[Text provided Boundary: Start]

In 2005, physicians from around the world came together and created a consensus to change medical terminology and treatment to make what they called disorders of sex development less stigmatizing and damaging. Doctors, nurses and mental health specialists were to work in teams to promote family and child wellbeing rather than a certain physical appearance or gender identity. Families and doctors were encouraged to gradually educate children about all the facts of their conditions. Children with normal testes and male hormones were to be raised as boys. A more cautious approach to irreversible surgery was promoted.
As the support group helped me raise all my children with pride and honesty, it gave me an opportunity to “pay it forward” by helping other families. I learned that families actually cherish the differences of children who aren’t exactly like everyone else, and want them to discover on their own what will help them be happy and healthy adults. Some families travel across the world to adopt children with these differences. Parents accept that their children’s gender identity may be uncertain and leave it to them to choose surgery or not. Since my last child finished high school in 2005, I’ve had the privilege of working with people like Bo Laurent, a founder of the intersex advocacy movement, to convince doctors that care should focus on quality of life, and that intersex children thrive with supportive parenting that allows them to make their own choices. My older daughter Katie is actively involved in the group and helped start a youth program focused on providing role models and building self-esteem. She chose to appear in “Growing Up Intersex,” a 2007 Oprah book club discussion of the book Middlesex, and is now a physician and advocate herself. Our family has also been in a BBC documentary “Me, My Sex and I,” promoting the message that love and support are the most important factors in whether or not a family will flourish. With the help of other advocates I’ve worked with, we’ve been successful in bringing intersex to the attention of the NIH, and intersex is now included in the new LGBTI health initiative. It’s happened slowly, but the example our support group’s families set, along with changes in social attitudes, have begun to convince doctors that love is the best medicine. Like any other parents, we love our children, and teach them that they are loved and lovable in all their uniqueness. For us, like other diverse people, 2014 Pride is a truly a time to celebrate our society’s affirmation of the richness that LGBTI people bring to our lives.

[Text provided Boundary: End]
[Data for review Boundary: Start]

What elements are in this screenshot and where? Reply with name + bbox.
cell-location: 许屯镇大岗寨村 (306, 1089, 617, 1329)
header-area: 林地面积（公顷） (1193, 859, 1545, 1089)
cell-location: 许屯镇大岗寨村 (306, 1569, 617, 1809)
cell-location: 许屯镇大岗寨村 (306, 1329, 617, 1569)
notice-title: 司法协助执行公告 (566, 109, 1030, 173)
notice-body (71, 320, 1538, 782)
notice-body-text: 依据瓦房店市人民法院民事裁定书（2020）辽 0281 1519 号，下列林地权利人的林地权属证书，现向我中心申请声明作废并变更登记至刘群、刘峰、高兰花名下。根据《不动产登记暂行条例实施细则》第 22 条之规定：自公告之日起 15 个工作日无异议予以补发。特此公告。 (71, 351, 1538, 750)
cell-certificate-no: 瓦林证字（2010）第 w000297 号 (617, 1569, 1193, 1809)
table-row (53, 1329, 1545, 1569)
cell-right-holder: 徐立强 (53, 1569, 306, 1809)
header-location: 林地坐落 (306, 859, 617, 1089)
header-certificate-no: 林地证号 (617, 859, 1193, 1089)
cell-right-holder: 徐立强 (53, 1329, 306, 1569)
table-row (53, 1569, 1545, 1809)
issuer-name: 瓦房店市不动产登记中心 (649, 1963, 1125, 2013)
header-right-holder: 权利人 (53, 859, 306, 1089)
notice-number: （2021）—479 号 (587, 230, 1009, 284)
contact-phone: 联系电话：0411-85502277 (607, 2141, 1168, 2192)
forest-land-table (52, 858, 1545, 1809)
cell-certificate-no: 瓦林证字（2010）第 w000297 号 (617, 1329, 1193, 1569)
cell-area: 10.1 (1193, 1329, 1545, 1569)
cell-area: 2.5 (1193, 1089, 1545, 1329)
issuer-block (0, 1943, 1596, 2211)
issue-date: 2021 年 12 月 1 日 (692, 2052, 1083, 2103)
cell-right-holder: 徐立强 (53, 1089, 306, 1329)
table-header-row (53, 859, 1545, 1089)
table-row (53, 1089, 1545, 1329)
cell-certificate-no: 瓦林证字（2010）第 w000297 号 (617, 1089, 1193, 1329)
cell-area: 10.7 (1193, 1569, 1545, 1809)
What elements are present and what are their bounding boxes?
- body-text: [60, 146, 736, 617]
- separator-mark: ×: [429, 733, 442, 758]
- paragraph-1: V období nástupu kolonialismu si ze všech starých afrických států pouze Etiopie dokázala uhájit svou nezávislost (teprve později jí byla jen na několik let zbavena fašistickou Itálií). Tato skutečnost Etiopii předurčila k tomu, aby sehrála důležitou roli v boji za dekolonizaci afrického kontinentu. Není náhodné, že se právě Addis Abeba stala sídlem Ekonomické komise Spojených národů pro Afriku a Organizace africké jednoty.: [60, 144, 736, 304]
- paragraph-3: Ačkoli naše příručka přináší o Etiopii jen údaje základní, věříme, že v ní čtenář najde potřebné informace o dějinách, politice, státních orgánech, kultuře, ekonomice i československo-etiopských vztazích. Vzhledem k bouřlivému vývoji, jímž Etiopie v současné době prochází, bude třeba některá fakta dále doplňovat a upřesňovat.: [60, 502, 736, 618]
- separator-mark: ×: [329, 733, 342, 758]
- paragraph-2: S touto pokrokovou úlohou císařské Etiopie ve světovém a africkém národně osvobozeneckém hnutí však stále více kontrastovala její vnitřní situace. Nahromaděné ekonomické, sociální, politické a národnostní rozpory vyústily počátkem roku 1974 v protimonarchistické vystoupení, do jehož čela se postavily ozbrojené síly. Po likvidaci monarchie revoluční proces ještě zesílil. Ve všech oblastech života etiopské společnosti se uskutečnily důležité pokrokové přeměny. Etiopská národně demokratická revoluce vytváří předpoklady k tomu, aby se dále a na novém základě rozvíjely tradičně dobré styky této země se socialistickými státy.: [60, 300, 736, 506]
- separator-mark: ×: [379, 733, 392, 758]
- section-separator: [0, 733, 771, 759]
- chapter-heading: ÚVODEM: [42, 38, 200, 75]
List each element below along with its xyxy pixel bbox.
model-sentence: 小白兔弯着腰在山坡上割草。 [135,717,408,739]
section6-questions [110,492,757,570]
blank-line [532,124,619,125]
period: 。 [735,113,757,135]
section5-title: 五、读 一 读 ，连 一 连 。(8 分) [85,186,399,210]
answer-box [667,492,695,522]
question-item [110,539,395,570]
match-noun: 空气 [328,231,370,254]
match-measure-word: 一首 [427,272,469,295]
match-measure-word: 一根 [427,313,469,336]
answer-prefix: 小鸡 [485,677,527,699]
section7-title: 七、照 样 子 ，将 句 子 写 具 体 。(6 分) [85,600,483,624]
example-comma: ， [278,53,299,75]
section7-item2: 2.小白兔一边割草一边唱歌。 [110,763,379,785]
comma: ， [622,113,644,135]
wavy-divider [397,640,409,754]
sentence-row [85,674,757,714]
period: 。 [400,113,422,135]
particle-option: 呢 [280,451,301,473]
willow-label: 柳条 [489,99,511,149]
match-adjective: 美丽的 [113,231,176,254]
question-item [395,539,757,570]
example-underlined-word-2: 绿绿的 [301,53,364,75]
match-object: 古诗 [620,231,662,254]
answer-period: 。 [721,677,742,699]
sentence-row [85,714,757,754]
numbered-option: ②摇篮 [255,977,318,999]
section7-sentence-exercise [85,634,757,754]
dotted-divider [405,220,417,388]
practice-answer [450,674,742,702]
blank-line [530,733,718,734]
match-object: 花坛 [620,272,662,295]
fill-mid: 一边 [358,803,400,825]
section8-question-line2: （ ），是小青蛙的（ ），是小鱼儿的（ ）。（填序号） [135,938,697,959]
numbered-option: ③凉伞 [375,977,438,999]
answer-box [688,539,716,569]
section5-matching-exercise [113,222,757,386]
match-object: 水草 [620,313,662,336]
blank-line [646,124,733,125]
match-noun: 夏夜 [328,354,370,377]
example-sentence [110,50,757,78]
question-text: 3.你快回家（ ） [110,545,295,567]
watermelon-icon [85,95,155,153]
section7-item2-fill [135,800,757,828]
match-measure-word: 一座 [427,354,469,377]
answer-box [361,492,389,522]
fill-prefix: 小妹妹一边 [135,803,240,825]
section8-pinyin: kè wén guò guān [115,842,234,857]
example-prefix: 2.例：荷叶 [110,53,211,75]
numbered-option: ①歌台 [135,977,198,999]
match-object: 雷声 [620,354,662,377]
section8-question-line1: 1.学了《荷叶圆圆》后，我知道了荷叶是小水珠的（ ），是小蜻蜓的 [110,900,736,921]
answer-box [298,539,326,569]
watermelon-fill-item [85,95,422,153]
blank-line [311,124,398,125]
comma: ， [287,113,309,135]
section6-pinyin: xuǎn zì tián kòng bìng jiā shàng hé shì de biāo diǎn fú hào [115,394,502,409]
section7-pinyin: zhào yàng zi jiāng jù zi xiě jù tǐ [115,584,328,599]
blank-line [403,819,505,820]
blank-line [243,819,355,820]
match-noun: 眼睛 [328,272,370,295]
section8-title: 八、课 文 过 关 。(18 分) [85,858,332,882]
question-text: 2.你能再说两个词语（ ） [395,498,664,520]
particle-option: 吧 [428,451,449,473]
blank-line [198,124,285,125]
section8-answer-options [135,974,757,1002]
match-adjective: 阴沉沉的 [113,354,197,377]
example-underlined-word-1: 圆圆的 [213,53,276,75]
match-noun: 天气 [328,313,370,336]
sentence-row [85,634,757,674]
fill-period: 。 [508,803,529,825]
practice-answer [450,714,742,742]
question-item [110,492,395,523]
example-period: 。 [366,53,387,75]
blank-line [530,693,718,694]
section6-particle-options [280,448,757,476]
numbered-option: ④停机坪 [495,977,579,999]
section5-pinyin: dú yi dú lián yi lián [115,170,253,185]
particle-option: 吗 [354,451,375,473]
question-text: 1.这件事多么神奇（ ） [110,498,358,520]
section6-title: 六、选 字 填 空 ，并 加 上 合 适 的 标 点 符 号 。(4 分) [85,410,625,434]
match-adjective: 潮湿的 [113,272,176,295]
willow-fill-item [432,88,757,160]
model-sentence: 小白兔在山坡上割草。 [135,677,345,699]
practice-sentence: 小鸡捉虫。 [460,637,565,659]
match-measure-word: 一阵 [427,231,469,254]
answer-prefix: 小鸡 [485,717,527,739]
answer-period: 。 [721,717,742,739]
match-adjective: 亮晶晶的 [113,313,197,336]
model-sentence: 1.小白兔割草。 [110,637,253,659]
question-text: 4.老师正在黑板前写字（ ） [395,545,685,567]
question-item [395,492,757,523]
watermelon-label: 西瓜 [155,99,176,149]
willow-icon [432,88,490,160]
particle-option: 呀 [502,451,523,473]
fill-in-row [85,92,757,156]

[Data for review Boundary: End]

» **Work task**:
From the passage on intersex care and advocacy, extract the section that starts at "In 2005, physicians" and ends at "surgery was promoted.", word for word.

» **Your solution**:
In 2005, physicians from around the world came together and created a consensus to change medical terminology and treatment to make what they called disorders of sex development less stigmatizing and damaging. Doctors, nurses and mental health specialists were to work in teams to promote family and child wellbeing rather than a certain physical appearance or gender identity. Families and doctors were encouraged to gradually educate children about all the facts of their conditions. Children with normal testes and male hormones were to be raised as boys. A more cautious approach to irreversible surgery was promoted.